Records for this task:
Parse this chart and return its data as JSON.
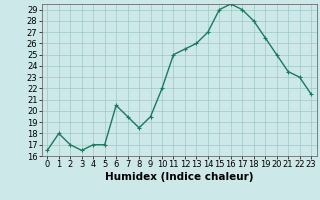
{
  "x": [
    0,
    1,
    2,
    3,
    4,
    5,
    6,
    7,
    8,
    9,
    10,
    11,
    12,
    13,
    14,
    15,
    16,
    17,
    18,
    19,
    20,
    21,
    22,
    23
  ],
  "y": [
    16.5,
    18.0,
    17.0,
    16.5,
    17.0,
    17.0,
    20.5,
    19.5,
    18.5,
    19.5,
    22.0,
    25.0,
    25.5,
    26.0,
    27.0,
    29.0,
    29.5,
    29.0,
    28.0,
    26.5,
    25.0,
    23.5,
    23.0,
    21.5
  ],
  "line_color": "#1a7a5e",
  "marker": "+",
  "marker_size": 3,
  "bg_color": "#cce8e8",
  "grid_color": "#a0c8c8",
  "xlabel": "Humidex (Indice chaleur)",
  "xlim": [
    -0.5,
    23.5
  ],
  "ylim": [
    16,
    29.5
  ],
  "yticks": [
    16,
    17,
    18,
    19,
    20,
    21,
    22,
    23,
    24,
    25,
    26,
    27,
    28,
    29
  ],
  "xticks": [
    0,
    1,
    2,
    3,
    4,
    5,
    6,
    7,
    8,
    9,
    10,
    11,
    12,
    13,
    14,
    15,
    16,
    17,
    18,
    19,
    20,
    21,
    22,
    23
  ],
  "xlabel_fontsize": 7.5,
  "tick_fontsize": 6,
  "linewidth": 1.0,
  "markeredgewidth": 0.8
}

--

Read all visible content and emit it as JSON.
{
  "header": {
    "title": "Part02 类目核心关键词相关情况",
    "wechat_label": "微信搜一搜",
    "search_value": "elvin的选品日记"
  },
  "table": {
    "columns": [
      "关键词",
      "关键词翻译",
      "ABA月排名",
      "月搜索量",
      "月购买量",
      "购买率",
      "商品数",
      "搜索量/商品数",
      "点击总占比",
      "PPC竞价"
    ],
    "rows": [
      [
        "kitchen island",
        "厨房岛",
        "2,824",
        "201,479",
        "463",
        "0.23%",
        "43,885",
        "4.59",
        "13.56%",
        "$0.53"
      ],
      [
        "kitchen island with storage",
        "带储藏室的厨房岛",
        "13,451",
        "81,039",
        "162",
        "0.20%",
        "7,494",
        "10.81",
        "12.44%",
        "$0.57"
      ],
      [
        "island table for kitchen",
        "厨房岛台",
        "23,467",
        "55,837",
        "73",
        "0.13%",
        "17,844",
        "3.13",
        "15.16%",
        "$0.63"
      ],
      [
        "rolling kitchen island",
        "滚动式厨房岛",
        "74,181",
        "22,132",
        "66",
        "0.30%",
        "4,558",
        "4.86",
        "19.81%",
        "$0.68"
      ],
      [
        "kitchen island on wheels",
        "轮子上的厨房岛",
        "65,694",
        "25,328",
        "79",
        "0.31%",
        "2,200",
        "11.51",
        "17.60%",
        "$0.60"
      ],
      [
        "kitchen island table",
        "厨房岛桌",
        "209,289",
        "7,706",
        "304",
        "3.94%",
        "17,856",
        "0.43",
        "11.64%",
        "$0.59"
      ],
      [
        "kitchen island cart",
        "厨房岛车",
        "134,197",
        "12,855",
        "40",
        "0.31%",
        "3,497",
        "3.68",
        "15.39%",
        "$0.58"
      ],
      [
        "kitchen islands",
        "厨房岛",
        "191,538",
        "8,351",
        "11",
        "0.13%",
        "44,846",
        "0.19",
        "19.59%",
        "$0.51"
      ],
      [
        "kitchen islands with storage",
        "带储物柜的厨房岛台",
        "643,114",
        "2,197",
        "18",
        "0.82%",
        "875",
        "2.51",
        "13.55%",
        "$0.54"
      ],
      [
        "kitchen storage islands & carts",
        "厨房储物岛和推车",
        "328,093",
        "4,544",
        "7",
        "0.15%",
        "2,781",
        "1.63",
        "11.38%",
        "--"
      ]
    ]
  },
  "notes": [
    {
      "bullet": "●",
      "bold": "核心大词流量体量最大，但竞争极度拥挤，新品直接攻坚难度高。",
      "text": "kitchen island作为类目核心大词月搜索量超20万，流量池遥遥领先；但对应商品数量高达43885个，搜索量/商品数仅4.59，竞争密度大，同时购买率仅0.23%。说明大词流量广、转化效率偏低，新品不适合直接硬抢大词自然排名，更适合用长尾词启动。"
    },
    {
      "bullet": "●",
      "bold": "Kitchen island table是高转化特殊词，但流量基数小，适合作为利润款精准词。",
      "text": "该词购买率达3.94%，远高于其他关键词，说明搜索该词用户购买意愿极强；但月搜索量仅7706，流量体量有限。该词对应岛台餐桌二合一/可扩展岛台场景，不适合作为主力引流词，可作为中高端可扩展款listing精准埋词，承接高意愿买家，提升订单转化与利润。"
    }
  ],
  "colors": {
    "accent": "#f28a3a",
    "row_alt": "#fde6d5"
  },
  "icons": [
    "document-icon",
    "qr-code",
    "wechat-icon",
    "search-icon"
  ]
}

Given request: Count the lines that include the word "JSON" and state the result as a bare number.

Answer to the exercise: 2